>> START Data

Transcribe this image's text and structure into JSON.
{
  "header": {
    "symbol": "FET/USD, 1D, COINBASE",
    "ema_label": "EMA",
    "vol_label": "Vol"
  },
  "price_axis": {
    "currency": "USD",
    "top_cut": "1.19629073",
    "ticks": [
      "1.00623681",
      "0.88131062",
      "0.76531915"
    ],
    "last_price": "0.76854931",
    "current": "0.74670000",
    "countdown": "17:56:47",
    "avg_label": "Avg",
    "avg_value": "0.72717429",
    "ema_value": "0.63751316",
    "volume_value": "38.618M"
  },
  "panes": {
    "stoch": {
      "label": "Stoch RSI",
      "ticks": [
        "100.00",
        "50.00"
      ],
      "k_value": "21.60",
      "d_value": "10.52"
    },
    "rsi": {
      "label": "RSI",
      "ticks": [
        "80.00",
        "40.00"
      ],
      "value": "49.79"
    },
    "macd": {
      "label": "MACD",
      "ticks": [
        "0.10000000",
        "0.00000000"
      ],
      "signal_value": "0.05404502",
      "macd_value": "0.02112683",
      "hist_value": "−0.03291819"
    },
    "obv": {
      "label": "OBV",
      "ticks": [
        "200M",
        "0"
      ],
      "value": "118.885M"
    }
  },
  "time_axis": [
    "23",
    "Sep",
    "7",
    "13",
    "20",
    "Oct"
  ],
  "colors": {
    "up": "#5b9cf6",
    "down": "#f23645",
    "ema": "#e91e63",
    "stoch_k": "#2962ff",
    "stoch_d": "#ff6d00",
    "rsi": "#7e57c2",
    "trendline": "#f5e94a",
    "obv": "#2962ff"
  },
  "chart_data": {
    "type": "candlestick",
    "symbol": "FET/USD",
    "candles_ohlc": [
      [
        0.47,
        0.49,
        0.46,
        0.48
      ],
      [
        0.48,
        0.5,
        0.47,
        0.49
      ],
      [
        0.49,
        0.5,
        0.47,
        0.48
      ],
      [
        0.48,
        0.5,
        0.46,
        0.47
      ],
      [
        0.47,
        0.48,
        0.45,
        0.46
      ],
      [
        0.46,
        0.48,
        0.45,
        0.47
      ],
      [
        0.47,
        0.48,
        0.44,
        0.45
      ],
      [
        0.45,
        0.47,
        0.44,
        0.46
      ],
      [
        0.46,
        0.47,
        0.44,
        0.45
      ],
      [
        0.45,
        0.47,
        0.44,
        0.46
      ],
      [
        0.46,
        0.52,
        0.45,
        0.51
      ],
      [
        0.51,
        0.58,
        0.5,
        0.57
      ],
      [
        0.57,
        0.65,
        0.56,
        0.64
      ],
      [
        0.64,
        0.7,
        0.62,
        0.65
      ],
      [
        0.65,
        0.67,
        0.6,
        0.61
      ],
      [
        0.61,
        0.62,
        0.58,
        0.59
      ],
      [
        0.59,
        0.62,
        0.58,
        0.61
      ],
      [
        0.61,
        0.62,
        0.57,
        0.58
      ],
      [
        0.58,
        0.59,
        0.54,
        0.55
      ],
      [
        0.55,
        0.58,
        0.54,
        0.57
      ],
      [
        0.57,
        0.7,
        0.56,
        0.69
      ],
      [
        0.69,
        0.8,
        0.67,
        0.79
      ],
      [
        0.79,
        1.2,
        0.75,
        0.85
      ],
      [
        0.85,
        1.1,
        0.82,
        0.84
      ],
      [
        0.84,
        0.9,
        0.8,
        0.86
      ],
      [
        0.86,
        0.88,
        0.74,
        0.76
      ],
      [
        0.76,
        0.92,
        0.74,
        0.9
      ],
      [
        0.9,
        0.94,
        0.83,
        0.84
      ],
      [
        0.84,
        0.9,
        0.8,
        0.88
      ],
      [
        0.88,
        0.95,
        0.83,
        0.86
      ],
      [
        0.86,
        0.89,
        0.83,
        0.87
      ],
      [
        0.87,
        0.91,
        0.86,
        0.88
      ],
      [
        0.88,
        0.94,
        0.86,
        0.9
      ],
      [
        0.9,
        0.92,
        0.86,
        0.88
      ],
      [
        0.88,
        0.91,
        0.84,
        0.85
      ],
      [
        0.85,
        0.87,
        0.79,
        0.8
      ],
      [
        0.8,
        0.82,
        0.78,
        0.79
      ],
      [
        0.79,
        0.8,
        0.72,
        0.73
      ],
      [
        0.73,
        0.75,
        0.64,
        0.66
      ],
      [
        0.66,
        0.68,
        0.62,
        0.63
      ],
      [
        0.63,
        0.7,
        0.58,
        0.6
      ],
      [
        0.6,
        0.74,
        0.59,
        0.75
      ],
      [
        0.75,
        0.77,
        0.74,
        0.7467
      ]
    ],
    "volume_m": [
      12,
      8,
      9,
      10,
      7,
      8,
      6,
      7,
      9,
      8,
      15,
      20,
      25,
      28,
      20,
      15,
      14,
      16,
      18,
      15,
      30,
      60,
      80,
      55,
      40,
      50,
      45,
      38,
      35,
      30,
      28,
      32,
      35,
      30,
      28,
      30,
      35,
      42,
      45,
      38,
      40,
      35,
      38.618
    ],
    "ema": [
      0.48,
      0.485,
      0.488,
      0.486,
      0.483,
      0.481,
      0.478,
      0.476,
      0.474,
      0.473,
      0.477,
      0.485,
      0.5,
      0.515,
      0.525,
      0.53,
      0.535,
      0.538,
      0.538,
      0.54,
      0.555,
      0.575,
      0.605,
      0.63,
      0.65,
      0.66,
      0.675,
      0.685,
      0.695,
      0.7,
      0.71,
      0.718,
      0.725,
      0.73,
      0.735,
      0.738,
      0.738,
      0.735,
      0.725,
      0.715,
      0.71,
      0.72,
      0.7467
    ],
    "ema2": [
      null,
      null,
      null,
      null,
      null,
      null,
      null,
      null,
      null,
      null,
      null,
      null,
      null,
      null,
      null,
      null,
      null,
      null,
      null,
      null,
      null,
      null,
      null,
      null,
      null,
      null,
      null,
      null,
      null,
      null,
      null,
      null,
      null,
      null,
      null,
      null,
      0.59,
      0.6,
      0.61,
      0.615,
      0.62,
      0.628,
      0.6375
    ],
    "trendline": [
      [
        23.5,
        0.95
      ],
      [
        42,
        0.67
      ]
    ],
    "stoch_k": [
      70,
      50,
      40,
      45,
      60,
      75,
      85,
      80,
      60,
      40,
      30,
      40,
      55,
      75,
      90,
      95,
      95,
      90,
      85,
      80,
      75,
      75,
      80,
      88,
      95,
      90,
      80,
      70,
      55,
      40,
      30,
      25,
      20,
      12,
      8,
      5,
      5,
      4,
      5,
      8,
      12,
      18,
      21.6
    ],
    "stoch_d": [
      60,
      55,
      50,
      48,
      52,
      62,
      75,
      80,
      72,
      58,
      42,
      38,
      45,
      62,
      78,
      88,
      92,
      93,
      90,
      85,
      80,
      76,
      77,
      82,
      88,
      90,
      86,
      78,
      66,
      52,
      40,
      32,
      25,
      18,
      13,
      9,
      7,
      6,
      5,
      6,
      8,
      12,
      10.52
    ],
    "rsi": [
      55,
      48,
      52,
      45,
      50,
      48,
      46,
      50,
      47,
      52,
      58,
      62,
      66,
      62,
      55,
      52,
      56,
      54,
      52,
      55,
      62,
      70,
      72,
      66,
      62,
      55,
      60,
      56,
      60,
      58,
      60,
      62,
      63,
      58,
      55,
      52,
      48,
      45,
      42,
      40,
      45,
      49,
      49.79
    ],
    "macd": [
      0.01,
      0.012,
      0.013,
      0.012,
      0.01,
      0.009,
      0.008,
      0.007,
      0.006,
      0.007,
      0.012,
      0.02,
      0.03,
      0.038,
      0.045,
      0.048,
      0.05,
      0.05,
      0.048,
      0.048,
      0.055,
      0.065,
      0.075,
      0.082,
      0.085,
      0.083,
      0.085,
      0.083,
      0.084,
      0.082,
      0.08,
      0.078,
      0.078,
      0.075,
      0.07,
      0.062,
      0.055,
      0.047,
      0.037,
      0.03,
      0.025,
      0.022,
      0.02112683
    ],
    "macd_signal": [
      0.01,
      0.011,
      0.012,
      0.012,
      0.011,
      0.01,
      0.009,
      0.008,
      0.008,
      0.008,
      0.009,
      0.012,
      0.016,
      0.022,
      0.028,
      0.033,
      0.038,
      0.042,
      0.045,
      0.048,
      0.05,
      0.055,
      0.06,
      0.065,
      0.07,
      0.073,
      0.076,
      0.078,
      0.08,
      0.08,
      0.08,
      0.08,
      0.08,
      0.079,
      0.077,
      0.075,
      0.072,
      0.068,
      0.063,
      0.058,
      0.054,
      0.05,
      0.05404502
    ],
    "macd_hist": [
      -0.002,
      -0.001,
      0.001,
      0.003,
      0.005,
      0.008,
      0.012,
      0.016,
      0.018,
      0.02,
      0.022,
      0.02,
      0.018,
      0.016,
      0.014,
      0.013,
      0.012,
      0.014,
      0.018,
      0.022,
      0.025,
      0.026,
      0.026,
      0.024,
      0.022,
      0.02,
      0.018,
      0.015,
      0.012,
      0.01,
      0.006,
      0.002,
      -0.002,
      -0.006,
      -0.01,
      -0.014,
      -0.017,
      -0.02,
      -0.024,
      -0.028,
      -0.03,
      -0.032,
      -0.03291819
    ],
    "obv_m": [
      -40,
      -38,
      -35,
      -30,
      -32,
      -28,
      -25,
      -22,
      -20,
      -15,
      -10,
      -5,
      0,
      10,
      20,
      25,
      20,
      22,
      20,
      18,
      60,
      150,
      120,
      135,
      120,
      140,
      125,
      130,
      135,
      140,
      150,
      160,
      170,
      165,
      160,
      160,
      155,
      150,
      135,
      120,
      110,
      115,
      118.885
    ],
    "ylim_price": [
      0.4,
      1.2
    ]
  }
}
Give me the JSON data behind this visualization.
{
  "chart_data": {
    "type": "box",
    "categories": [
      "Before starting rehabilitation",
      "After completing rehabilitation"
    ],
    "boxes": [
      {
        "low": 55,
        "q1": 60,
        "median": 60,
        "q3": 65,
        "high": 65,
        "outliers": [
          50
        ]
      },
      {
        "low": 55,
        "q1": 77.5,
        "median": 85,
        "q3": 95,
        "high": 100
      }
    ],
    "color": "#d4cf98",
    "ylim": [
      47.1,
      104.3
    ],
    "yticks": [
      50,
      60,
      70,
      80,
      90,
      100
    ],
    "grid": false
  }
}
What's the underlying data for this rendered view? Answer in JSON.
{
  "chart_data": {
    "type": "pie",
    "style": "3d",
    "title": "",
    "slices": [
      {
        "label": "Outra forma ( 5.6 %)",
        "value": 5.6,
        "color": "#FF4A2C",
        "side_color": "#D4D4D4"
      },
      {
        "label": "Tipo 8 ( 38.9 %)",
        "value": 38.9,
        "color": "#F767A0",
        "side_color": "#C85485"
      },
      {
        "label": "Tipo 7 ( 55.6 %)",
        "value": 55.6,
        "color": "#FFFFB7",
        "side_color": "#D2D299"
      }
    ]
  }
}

>> END Data

Job: Check each line of the records for "symbol" and copy the ones that contain it.

Result of this task:
    "symbol": "FET/USD, 1D, COINBASE",
    "symbol": "FET/USD",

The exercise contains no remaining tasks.